- [Challenge]
Lines containing the string "一直以来" are to be collected in full.

- [Available records]
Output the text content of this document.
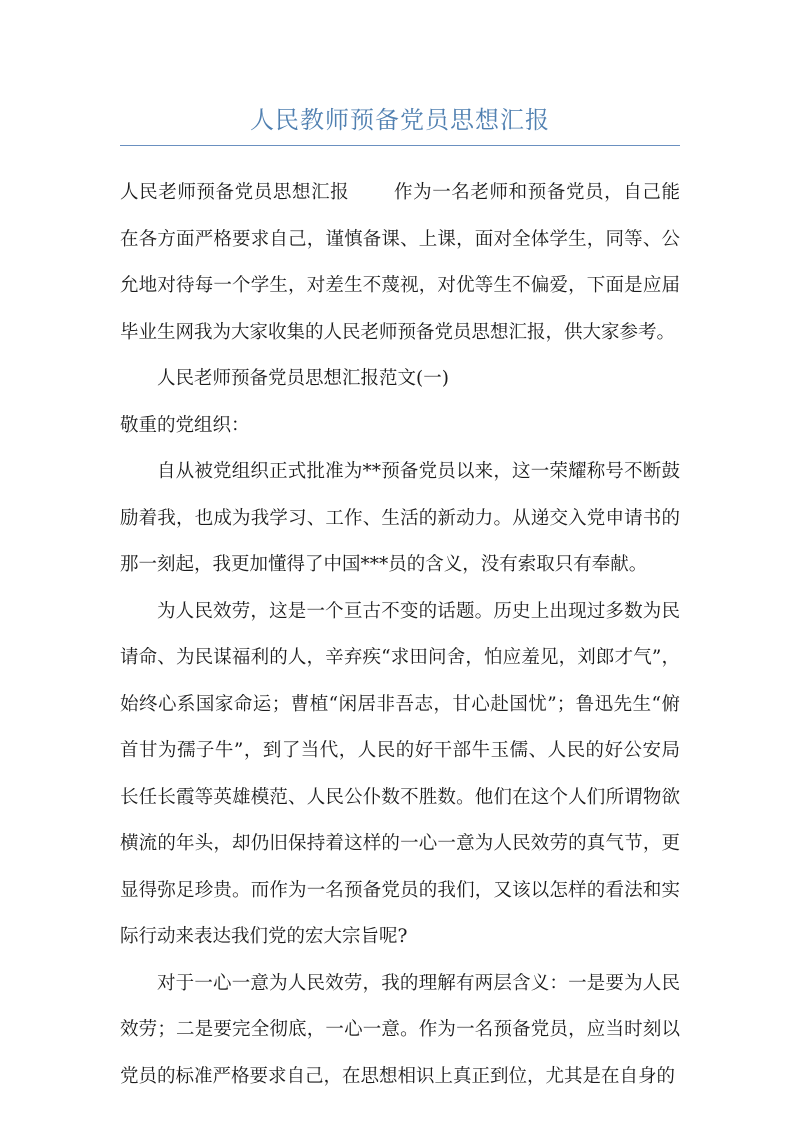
人民教师预备党员思想汇报

人民老师预备党员思想汇报　　 作为一名老师和预备党员，自己能在各方面严格要求自己，谨慎备课、上课，面对全体学生，同等、公允地对待每一个学生，对差生不蔑视，对优等生不偏爱，下面是应届毕业生网我为大家收集的人民老师预备党员思想汇报，供大家参考。

人民老师预备党员思想汇报范文(一)

敬重的党组织：

自从被党组织正式批准为**预备党员以来，这一荣耀称号不断鼓励着我，也成为我学习、工作、生活的新动力。从递交入党申请书的那一刻起，我更加懂得了中国***员的含义，没有索取只有奉献。

为人民效劳，这是一个亘古不变的话题。历史上出现过多数为民请命、为民谋福利的人，辛弃疾“求田问舍，怕应羞见，刘郎才气”，始终心系国家命运；曹植“闲居非吾志，甘心赴国忧”；鲁迅先生“俯首甘为孺子牛”，到了当代，人民的好干部牛玉儒、人民的好公安局长任长霞等英雄模范、人民公仆数不胜数。他们在这个人们所谓物欲横流的年头，却仍旧保持着这样的一心一意为人民效劳的真气节，更显得弥足珍贵。而作为一名预备党员的我们，又该以怎样的看法和实际行动来表达我们党的宏大宗旨呢?

对于一心一意为人民效劳，我的理解有两层含义：一是要为人民效劳；二是要完全彻底，一心一意。作为一名预备党员，应当时刻以党员的标准严格要求自己，在思想相识上真正到位，尤其是在自身的
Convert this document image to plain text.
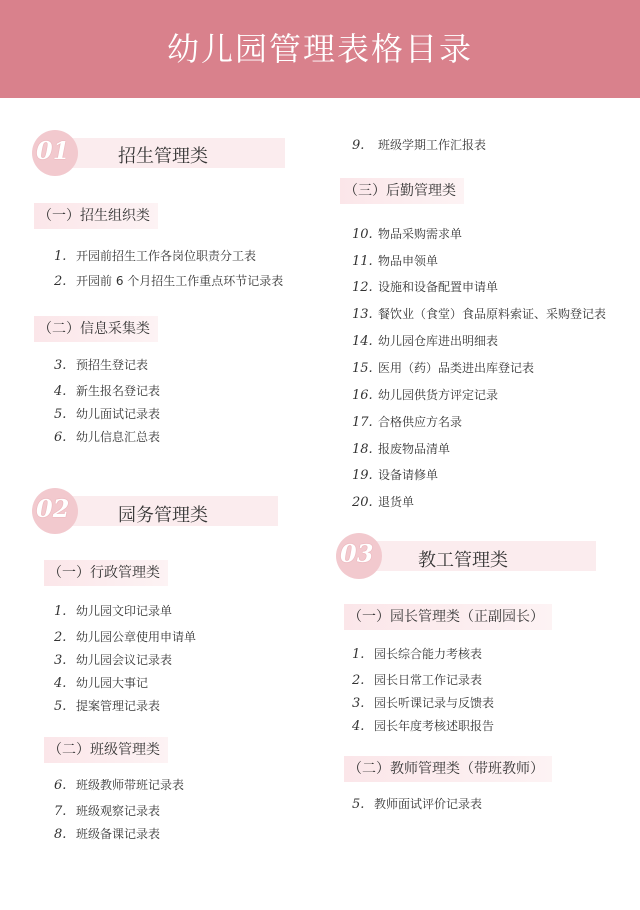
幼儿园管理表格目录
01	招生管理类
（一）招生组织类
1. 开园前招生工作各岗位职责分工表
2. 开园前 6 个月招生工作重点环节记录表
（二）信息采集类
3. 预招生登记表
4. 新生报名登记表
5. 幼儿面试记录表
6. 幼儿信息汇总表
02	园务管理类
（一）行政管理类
1. 幼儿园文印记录单
2. 幼儿园公章使用申请单
3. 幼儿园会议记录表
4. 幼儿园大事记
5. 提案管理记录表
（二）班级管理类
6. 班级教师带班记录表
7. 班级观察记录表
8. 班级备课记录表
9. 班级学期工作汇报表
（三）后勤管理类
10. 物品采购需求单
11. 物品申领单
12. 设施和设备配置申请单
13. 餐饮业（食堂）食品原料索证、采购登记表
14. 幼儿园仓库进出明细表
15. 医用（药）品类进出库登记表
16. 幼儿园供货方评定记录
17. 合格供应方名录
18. 报废物品清单
19. 设备请修单
20. 退货单
03 教工管理类
（一）园长管理类（正副园长）
1. 园长综合能力考核表
2. 园长日常工作记录表
3. 园长听课记录与反馈表
4. 园长年度考核述职报告
（二）教师管理类（带班教师）
5. 教师面试评价记录表
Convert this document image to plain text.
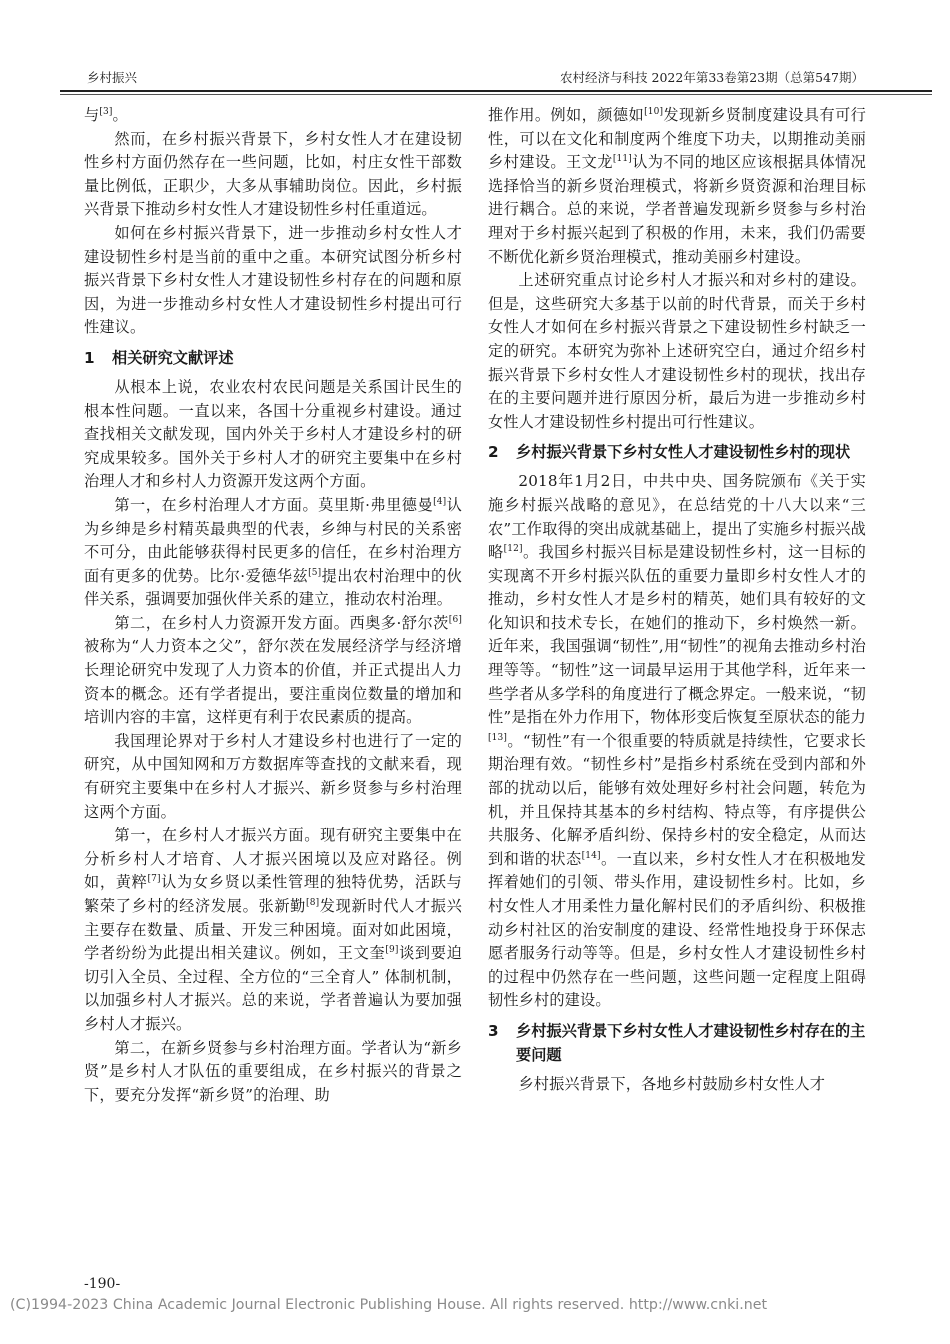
乡村振兴	农村经济与科技 2022年第33卷第23期（总第547期）

与[3]。

然而，在乡村振兴背景下，乡村女性人才在建设韧性乡村方面仍然存在一些问题，比如，村庄女性干部数量比例低，正职少，大多从事辅助岗位。因此，乡村振兴背景下推动乡村女性人才建设韧性乡村任重道远。

如何在乡村振兴背景下，进一步推动乡村女性人才建设韧性乡村是当前的重中之重。本研究试图分析乡村振兴背景下乡村女性人才建设韧性乡村存在的问题和原因，为进一步推动乡村女性人才建设韧性乡村提出可行性建议。

1 相关研究文献评述

从根本上说，农业农村农民问题是关系国计民生的根本性问题。一直以来，各国十分重视乡村建设。通过查找相关文献发现，国内外关于乡村人才建设乡村的研究成果较多。国外关于乡村人才的研究主要集中在乡村治理人才和乡村人力资源开发这两个方面。

第一，在乡村治理人才方面。莫里斯·弗里德曼[4]认为乡绅是乡村精英最典型的代表，乡绅与村民的关系密不可分，由此能够获得村民更多的信任，在乡村治理方面有更多的优势。比尔·爱德华兹[5]提出农村治理中的伙伴关系，强调要加强伙伴关系的建立，推动农村治理。

第二，在乡村人力资源开发方面。西奥多·舒尔茨[6]被称为“人力资本之父”，舒尔茨在发展经济学与经济增长理论研究中发现了人力资本的价值，并正式提出人力资本的概念。还有学者提出，要注重岗位数量的增加和培训内容的丰富，这样更有利于农民素质的提高。

我国理论界对于乡村人才建设乡村也进行了一定的研究，从中国知网和万方数据库等查找的文献来看，现有研究主要集中在乡村人才振兴、新乡贤参与乡村治理这两个方面。

第一，在乡村人才振兴方面。现有研究主要集中在分析乡村人才培育、人才振兴困境以及应对路径。例如，黄粹[7]认为女乡贤以柔性管理的独特优势，活跃与繁荣了乡村的经济发展。张新勤[8]发现新时代人才振兴主要存在数量、质量、开发三种困境。面对如此困境，学者纷纷为此提出相关建议。例如，王文奎[9]谈到要迫切引入全员、全过程、全方位的“三全育人” 体制机制，以加强乡村人才振兴。总的来说，学者普遍认为要加强乡村人才振兴。

第二，在新乡贤参与乡村治理方面。学者认为“新乡贤”是乡村人才队伍的重要组成，在乡村振兴的背景之下，要充分发挥“新乡贤”的治理、助

推作用。例如，颜德如[10]发现新乡贤制度建设具有可行性，可以在文化和制度两个维度下功夫，以期推动美丽乡村建设。王文龙[11]认为不同的地区应该根据具体情况选择恰当的新乡贤治理模式，将新乡贤资源和治理目标进行耦合。总的来说，学者普遍发现新乡贤参与乡村治理对于乡村振兴起到了积极的作用，未来，我们仍需要不断优化新乡贤治理模式，推动美丽乡村建设。

上述研究重点讨论乡村人才振兴和对乡村的建设。但是，这些研究大多基于以前的时代背景，而关于乡村女性人才如何在乡村振兴背景之下建设韧性乡村缺乏一定的研究。本研究为弥补上述研究空白，通过介绍乡村振兴背景下乡村女性人才建设韧性乡村的现状，找出存在的主要问题并进行原因分析，最后为进一步推动乡村女性人才建设韧性乡村提出可行性建议。

2 乡村振兴背景下乡村女性人才建设韧性乡村的现状

2018年1月2日，中共中央、国务院颁布《关于实施乡村振兴战略的意见》，在总结党的十八大以来“三农”工作取得的突出成就基础上，提出了实施乡村振兴战略[12]。我国乡村振兴目标是建设韧性乡村，这一目标的实现离不开乡村振兴队伍的重要力量即乡村女性人才的推动，乡村女性人才是乡村的精英，她们具有较好的文化知识和技术专长，在她们的推动下，乡村焕然一新。近年来，我国强调“韧性”,用“韧性”的视角去推动乡村治理等等。“韧性”这一词最早运用于其他学科，近年来一些学者从多学科的角度进行了概念界定。一般来说，“韧性”是指在外力作用下，物体形变后恢复至原状态的能力[13]。“韧性”有一个很重要的特质就是持续性，它要求长期治理有效。“韧性乡村”是指乡村系统在受到内部和外部的扰动以后，能够有效处理好乡村社会问题，转危为机，并且保持其基本的乡村结构、特点等，有序提供公共服务、化解矛盾纠纷、保持乡村的安全稳定，从而达到和谐的状态[14]。一直以来，乡村女性人才在积极地发挥着她们的引领、带头作用，建设韧性乡村。比如，乡村女性人才用柔性力量化解村民们的矛盾纠纷、积极推动乡村社区的治安制度的建设、经常性地投身于环保志愿者服务行动等等。但是，乡村女性人才建设韧性乡村的过程中仍然存在一些问题，这些问题一定程度上阻碍韧性乡村的建设。

3 乡村振兴背景下乡村女性人才建设韧性乡村存在的主要问题

乡村振兴背景下，各地乡村鼓励乡村女性人才

-190-
(C)1994-2023 China Academic Journal Electronic Publishing House. All rights reserved. http://www.cnki.net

- [Correct output]
从根本上说，农业农村农民问题是关系国计民生的根本性问题。一直以来，各国十分重视乡村建设。通过查找相关文献发现，国内外关于乡村人才建设乡村的研究成果较多。国外关于乡村人才的研究主要集中在乡村治理人才和乡村人力资源开发这两个方面。
2018年1月2日，中共中央、国务院颁布《关于实施乡村振兴战略的意见》，在总结党的十八大以来“三农”工作取得的突出成就基础上，提出了实施乡村振兴战略[12]。我国乡村振兴目标是建设韧性乡村，这一目标的实现离不开乡村振兴队伍的重要力量即乡村女性人才的推动，乡村女性人才是乡村的精英，她们具有较好的文化知识和技术专长，在她们的推动下，乡村焕然一新。近年来，我国强调“韧性”,用“韧性”的视角去推动乡村治理等等。“韧性”这一词最早运用于其他学科，近年来一些学者从多学科的角度进行了概念界定。一般来说，“韧性”是指在外力作用下，物体形变后恢复至原状态的能力[13]。“韧性”有一个很重要的特质就是持续性，它要求长期治理有效。“韧性乡村”是指乡村系统在受到内部和外部的扰动以后，能够有效处理好乡村社会问题，转危为机，并且保持其基本的乡村结构、特点等，有序提供公共服务、化解矛盾纠纷、保持乡村的安全稳定，从而达到和谐的状态[14]。一直以来，乡村女性人才在积极地发挥着她们的引领、带头作用，建设韧性乡村。比如，乡村女性人才用柔性力量化解村民们的矛盾纠纷、积极推动乡村社区的治安制度的建设、经常性地投身于环保志愿者服务行动等等。但是，乡村女性人才建设韧性乡村的过程中仍然存在一些问题，这些问题一定程度上阻碍韧性乡村的建设。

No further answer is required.